The exercise |
Find the word "приказа" in the records below. List each line containing it.

-- BEGIN Items --

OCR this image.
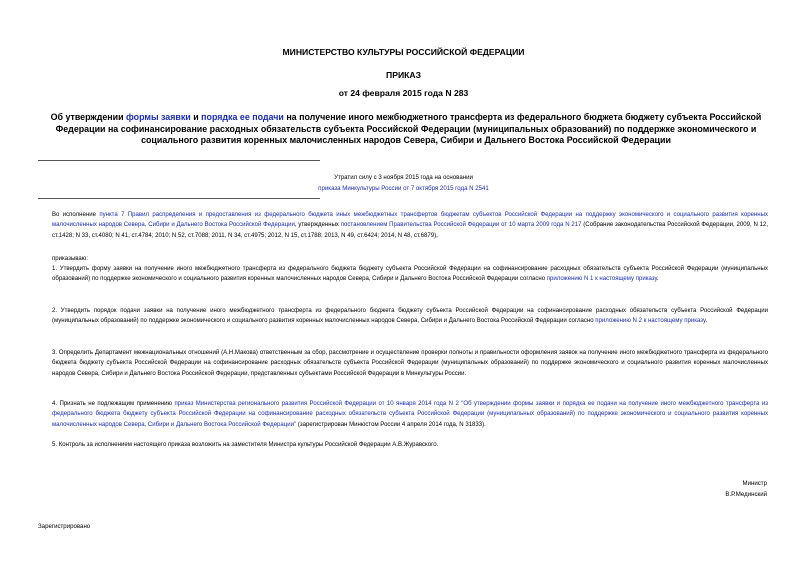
МИНИСТЕРСТВО КУЛЬТУРЫ РОССИЙСКОЙ ФЕДЕРАЦИИ
ПРИКАЗ
от 24 февраля 2015 года N 283
Об утверждении формы заявки и порядка ее подачи на получение иного межбюджетного трансферта из федерального бюджета бюджету субъекта Российской Федерации на софинансирование расходных обязательств субъекта Российской Федерации (муниципальных образований) по поддержке экономического и социального развития коренных малочисленных народов Севера, Сибири и Дальнего Востока Российской Федерации
Утратил силу с 3 ноября 2015 года на основании
приказа Минкультуры России от 7 октября 2015 года N 2541
Во исполнение пункта 7 Правил распределения и предоставления из федерального бюджета иных межбюджетных трансфертов бюджетам субъектов Российской Федерации на поддержку экономического и социального развития коренных малочисленных народов Севера, Сибири и Дальнего Востока Российской Федерации, утвержденных постановлением Правительства Российской Федерации от 10 марта 2009 года N 217 (Собрание законодательства Российской Федерации, 2009, N 12, ст.1428; N 33, ст.4080; N 41, ст.4784; 2010; N 52, ст.7088; 2011, N 34, ст.4975; 2012, N 15, ст.1788; 2013, N 49, ст.6424; 2014, N 48, ст.6879),
приказываю:
1. Утвердить форму заявки на получение иного межбюджетного трансферта из федерального бюджета бюджету субъекта Российской Федерации на софинансирование расходных обязательств субъекта Российской Федерации (муниципальных образований) по поддержке экономического и социального развития коренных малочисленных народов Севера, Сибири и Дальнего Востока Российской Федерации согласно приложению N 1 к настоящему приказу.
2. Утвердить порядок подачи заявки на получение иного межбюджетного трансферта из федерального бюджета бюджету субъекта Российской Федерации на софинансирование расходных обязательств субъекта Российской Федерации (муниципальных образований) по поддержке экономического и социального развития коренных малочисленных народов Севера, Сибири и Дальнего Востока Российской Федерации согласно приложению N 2 к настоящему приказу.
3. Определить Департамент межнациональных отношений (А.Н.Макова) ответственным за сбор, рассмотрение и осуществление проверки полноты и правильности оформления заявок на получение иного межбюджетного трансферта из федерального бюджета бюджету субъекта Российской Федерации на софинансирование расходных обязательств субъекта Российской Федерации (муниципальных образований) по поддержке экономического и социального развития коренных малочисленных народов Севера, Сибири и Дальнего Востока Российской Федерации, представленных субъектами Российской Федерации в Минкультуры России.
4. Признать не подлежащим применению приказ Министерства регионального развития Российской Федерации от 10 января 2014 года N 2 "Об утверждении формы заявки и порядка ее подачи на получение иного межбюджетного трансферта из федерального бюджета бюджету субъекта Российской Федерации на софинансирование расходных обязательств субъекта Российской Федерации (муниципальных образований) по поддержке экономического и социального развития коренных малочисленных народов Севера, Сибири и Дальнего Востока Российской Федерации" (зарегистрирован Минюстом России 4 апреля 2014 года, N 31833).
5. Контроль за исполнением настоящего приказа возложить на заместителя Министра культуры Российской Федерации А.В.Журавского.
Министр
В.Р.Мединский
Зарегистрировано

-- END Items --

The completed task |
приказа Минкультуры России от 7 октября 2015 года N 2541
5. Контроль за исполнением настоящего приказа возложить на заместителя Министра культуры Российской Федерации А.В.Журавского.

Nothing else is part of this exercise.